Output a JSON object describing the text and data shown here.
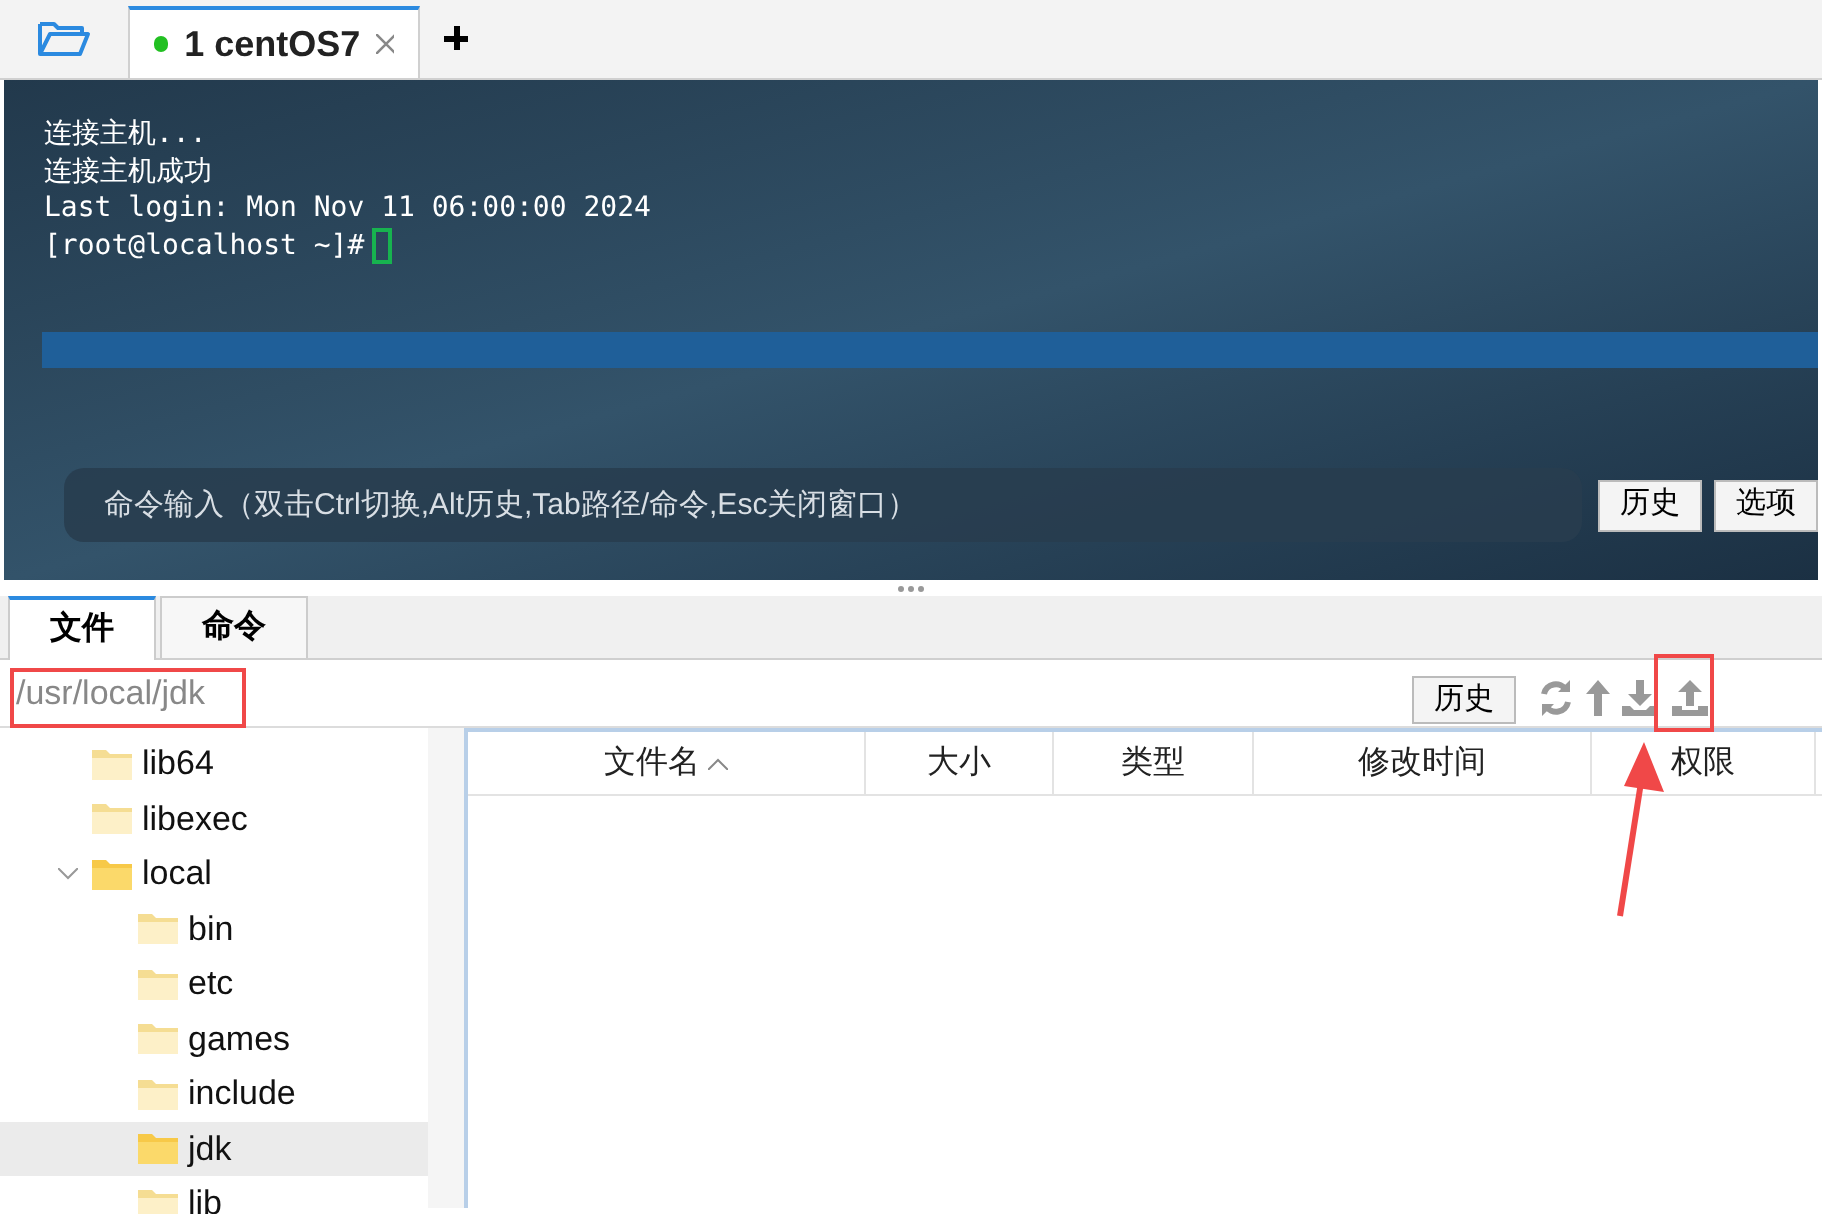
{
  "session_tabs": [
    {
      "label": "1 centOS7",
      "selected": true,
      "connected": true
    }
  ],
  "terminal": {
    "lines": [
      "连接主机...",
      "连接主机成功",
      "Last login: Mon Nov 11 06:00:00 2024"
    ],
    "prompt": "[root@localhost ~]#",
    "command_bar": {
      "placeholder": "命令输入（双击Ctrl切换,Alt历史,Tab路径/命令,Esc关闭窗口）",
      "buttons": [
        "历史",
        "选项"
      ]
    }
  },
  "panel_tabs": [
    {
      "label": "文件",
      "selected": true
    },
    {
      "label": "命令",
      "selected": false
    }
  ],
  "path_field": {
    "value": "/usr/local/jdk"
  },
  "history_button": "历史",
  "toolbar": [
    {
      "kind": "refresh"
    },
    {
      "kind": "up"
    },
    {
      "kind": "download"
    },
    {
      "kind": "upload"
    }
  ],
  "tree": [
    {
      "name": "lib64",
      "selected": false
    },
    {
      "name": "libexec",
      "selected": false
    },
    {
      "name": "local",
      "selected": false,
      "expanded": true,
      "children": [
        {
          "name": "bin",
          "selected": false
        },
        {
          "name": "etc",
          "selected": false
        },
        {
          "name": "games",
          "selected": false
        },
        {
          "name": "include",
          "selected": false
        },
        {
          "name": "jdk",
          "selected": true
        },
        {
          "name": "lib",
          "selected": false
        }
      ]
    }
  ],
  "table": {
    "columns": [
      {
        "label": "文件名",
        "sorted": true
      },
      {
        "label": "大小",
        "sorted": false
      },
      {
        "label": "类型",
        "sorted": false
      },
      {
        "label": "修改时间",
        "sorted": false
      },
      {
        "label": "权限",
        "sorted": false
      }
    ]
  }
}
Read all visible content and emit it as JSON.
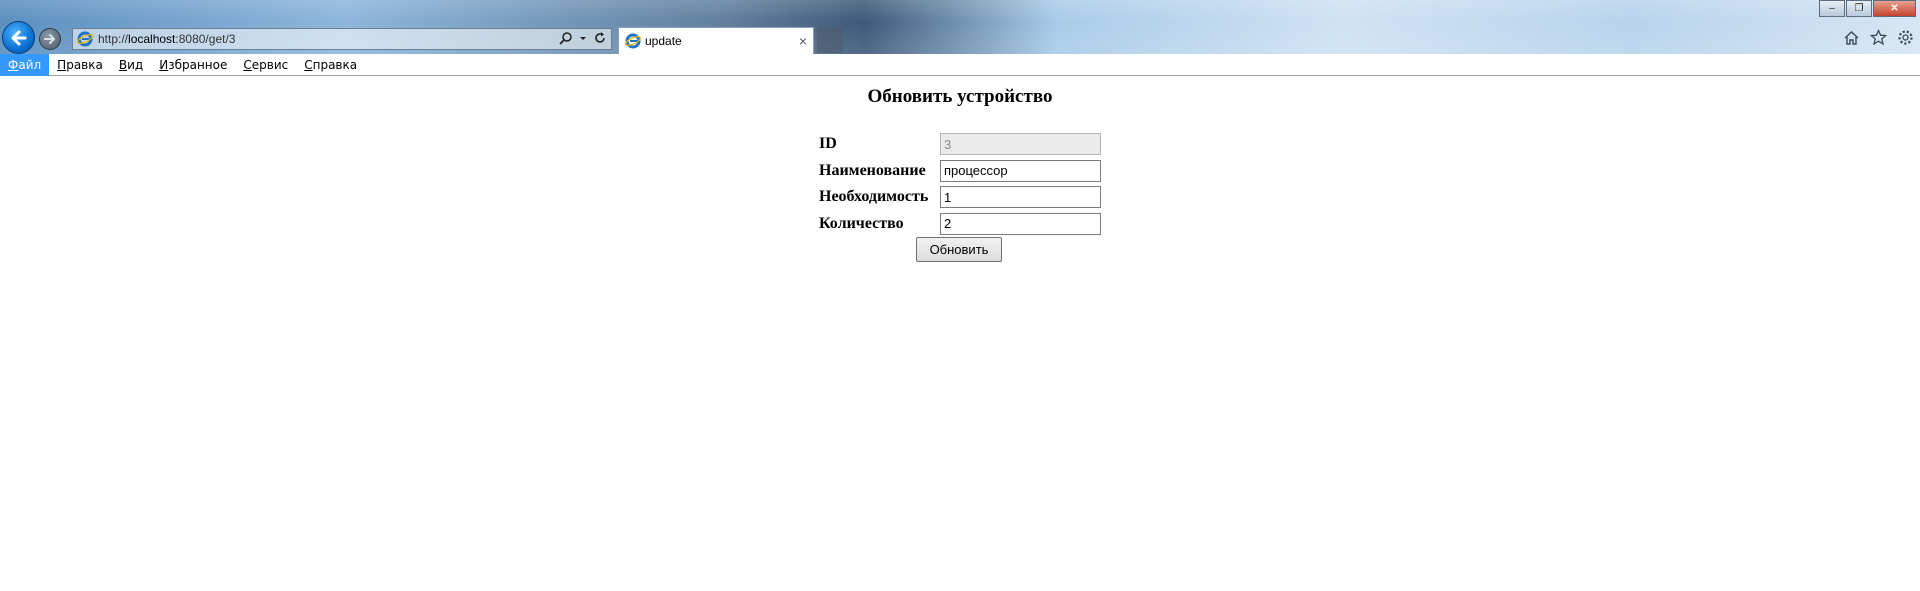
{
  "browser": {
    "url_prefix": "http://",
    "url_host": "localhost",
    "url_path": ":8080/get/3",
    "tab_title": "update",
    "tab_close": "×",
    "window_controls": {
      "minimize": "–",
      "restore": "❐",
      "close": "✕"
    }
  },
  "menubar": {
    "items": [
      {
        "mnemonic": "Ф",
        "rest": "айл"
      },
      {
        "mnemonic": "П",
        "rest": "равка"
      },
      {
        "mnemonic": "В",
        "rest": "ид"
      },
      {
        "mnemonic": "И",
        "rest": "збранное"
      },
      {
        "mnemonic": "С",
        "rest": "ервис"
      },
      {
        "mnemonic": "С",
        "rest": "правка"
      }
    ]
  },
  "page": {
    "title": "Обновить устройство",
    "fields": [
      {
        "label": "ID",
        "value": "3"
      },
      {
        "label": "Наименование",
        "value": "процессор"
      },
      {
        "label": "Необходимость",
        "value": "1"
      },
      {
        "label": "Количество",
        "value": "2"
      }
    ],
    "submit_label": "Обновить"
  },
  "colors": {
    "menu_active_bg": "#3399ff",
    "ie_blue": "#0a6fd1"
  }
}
***
* **Direction**: Reproduce every line precisely as given, omitting all pictures.

* **Correct output**:
Output a JSON object describing the text and data shown here.
{
  "session_tabs": [
    {
      "label": "1 centOS7",
      "selected": true,
      "connected": true
    }
  ],
  "terminal": {
    "lines": [
      "连接主机...",
      "连接主机成功",
      "Last login: Mon Nov 11 06:00:00 2024"
    ],
    "prompt": "[root@localhost ~]#",
    "command_bar": {
      "placeholder": "命令输入（双击Ctrl切换,Alt历史,Tab路径/命令,Esc关闭窗口）",
      "buttons": [
        "历史",
        "选项"
      ]
    }
  },
  "panel_tabs": [
    {
      "label": "文件",
      "selected": true
    },
    {
      "label": "命令",
      "selected": false
    }
  ],
  "path_field": {
    "value": "/usr/local/jdk"
  },
  "history_button": "历史",
  "toolbar": [
    {
      "kind": "refresh"
    },
    {
      "kind": "up"
    },
    {
      "kind": "download"
    },
    {
      "kind": "upload"
    }
  ],
  "tree": [
    {
      "name": "lib64",
      "selected": false
    },
    {
      "name": "libexec",
      "selected": false
    },
    {
      "name": "local",
      "selected": false,
      "expanded": true,
      "children": [
        {
          "name": "bin",
          "selected": false
        },
        {
          "name": "etc",
          "selected": false
        },
        {
          "name": "games",
          "selected": false
        },
        {
          "name": "include",
          "selected": false
        },
        {
          "name": "jdk",
          "selected": true
        },
        {
          "name": "lib",
          "selected": false
        }
      ]
    }
  ],
  "table": {
    "columns": [
      {
        "label": "文件名",
        "sorted": true
      },
      {
        "label": "大小",
        "sorted": false
      },
      {
        "label": "类型",
        "sorted": false
      },
      {
        "label": "修改时间",
        "sorted": false
      },
      {
        "label": "权限",
        "sorted": false
      }
    ]
  }
}
Read all visible content and emit it as JSON.
{
  "browser": {
    "url_prefix": "http://",
    "url_host": "localhost",
    "url_path": ":8080/get/3",
    "tab_title": "update",
    "tab_close": "×",
    "window_controls": {
      "minimize": "–",
      "restore": "❐",
      "close": "✕"
    }
  },
  "menubar": {
    "items": [
      {
        "mnemonic": "Ф",
        "rest": "айл"
      },
      {
        "mnemonic": "П",
        "rest": "равка"
      },
      {
        "mnemonic": "В",
        "rest": "ид"
      },
      {
        "mnemonic": "И",
        "rest": "збранное"
      },
      {
        "mnemonic": "С",
        "rest": "ервис"
      },
      {
        "mnemonic": "С",
        "rest": "правка"
      }
    ]
  },
  "page": {
    "title": "Обновить устройство",
    "fields": [
      {
        "label": "ID",
        "value": "3"
      },
      {
        "label": "Наименование",
        "value": "процессор"
      },
      {
        "label": "Необходимость",
        "value": "1"
      },
      {
        "label": "Количество",
        "value": "2"
      }
    ],
    "submit_label": "Обновить"
  },
  "colors": {
    "menu_active_bg": "#3399ff",
    "ie_blue": "#0a6fd1"
  }
}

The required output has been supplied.